__WHAT TO DO__. Write the data out again, character for character, with no images.

── SUPPLIED RECORDS

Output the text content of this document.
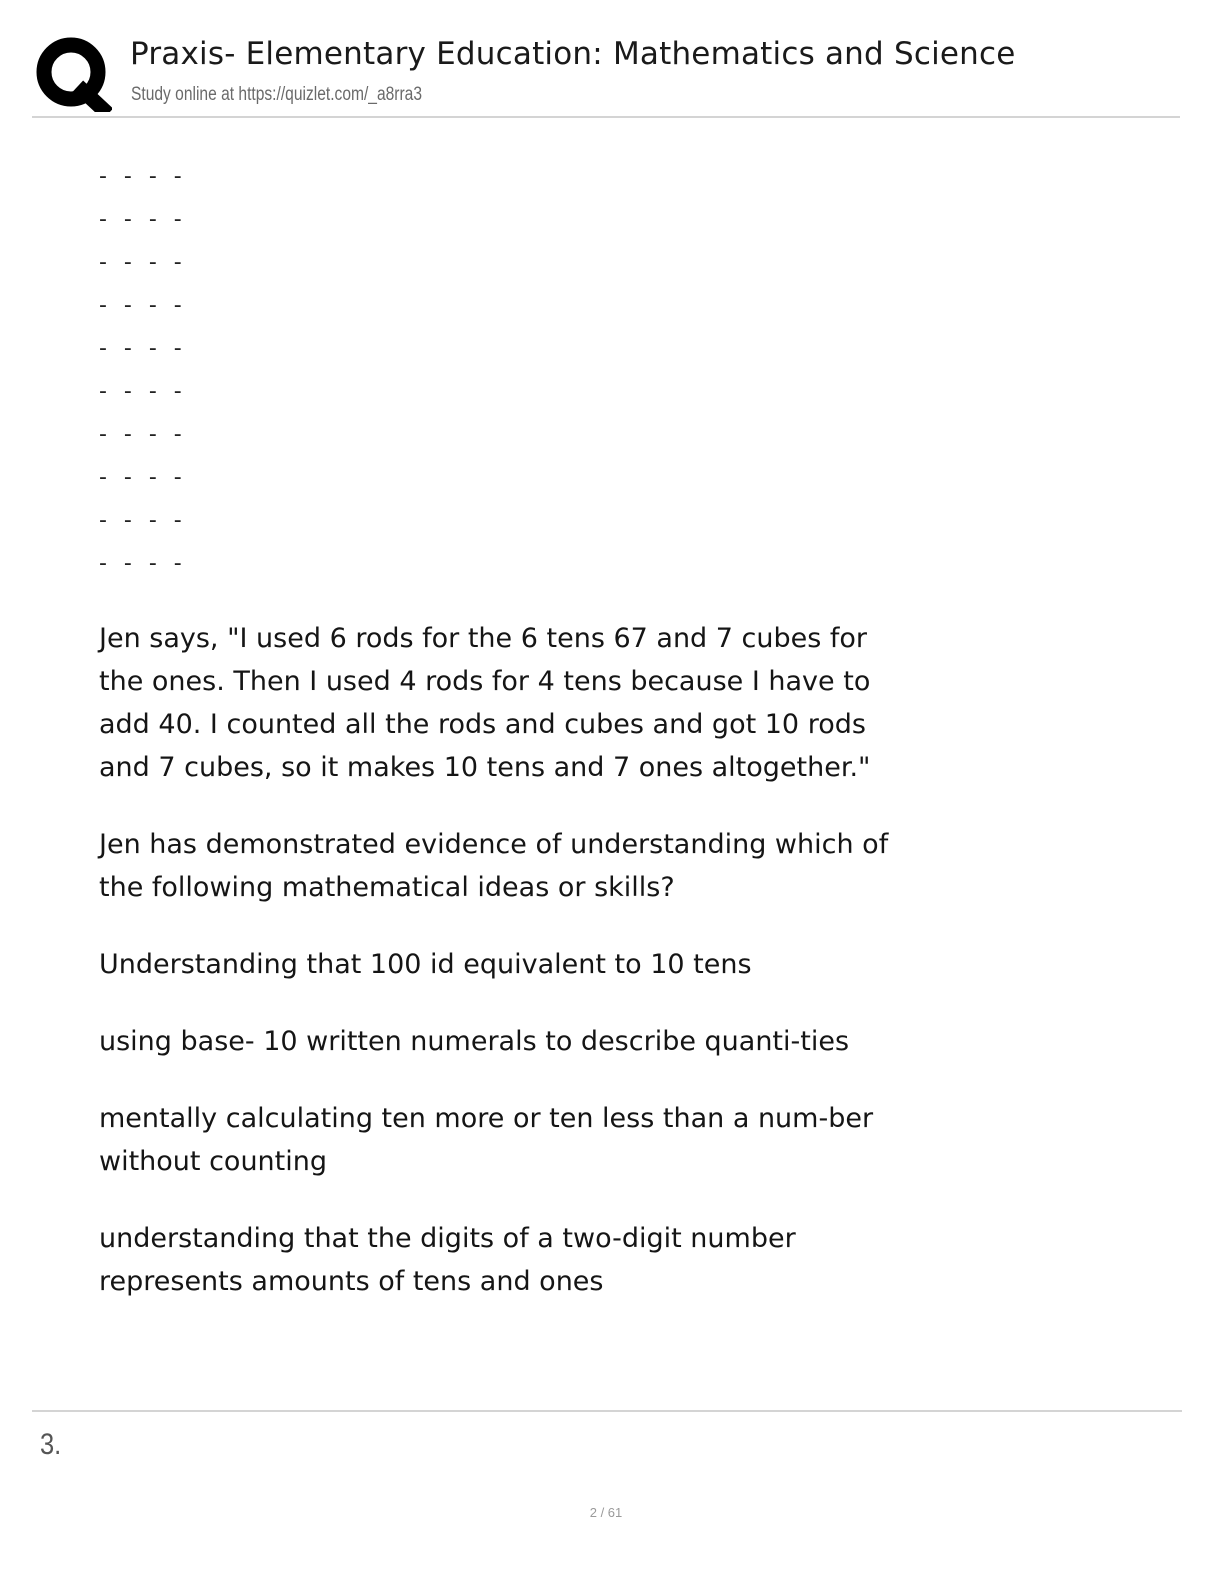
Praxis- Elementary Education: Mathematics and Science
Study online at https://quizlet.com/_a8rra3
- - - -
- - - -
- - - -
- - - -
- - - -
- - - -
- - - -
- - - -
- - - -
- - - -

Jen says, "I used 6 rods for the 6 tens 67 and 7 cubes for the ones. Then I used 4 rods for 4 tens because I have to add 40. I counted all the rods and cubes and got 10 rods and 7 cubes, so it makes 10 tens and 7 ones altogether."

Jen has demonstrated evidence of understanding which of the following mathematical ideas or skills?

Understanding that 100 id equivalent to 10 tens

using base- 10 written numerals to describe quanti-ties

mentally calculating ten more or ten less than a num-ber without counting

understanding that the digits of a two-digit number represents amounts of tens and ones

3.
2 / 61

────

__RESULT OF THIS TASK__.
Output the text content of this document.
Praxis- Elementary Education: Mathematics and Science
Study online at https://quizlet.com/_a8rra3
- - - -
- - - -
- - - -
- - - -
- - - -
- - - -
- - - -
- - - -
- - - -
- - - -

Jen says, "I used 6 rods for the 6 tens 67 and 7 cubes for the ones. Then I used 4 rods for 4 tens because I have to add 40. I counted all the rods and cubes and got 10 rods and 7 cubes, so it makes 10 tens and 7 ones altogether."

Jen has demonstrated evidence of understanding which of the following mathematical ideas or skills?

Understanding that 100 id equivalent to 10 tens

using base- 10 written numerals to describe quanti-ties

mentally calculating ten more or ten less than a num-ber without counting

understanding that the digits of a two-digit number represents amounts of tens and ones

3.
2 / 61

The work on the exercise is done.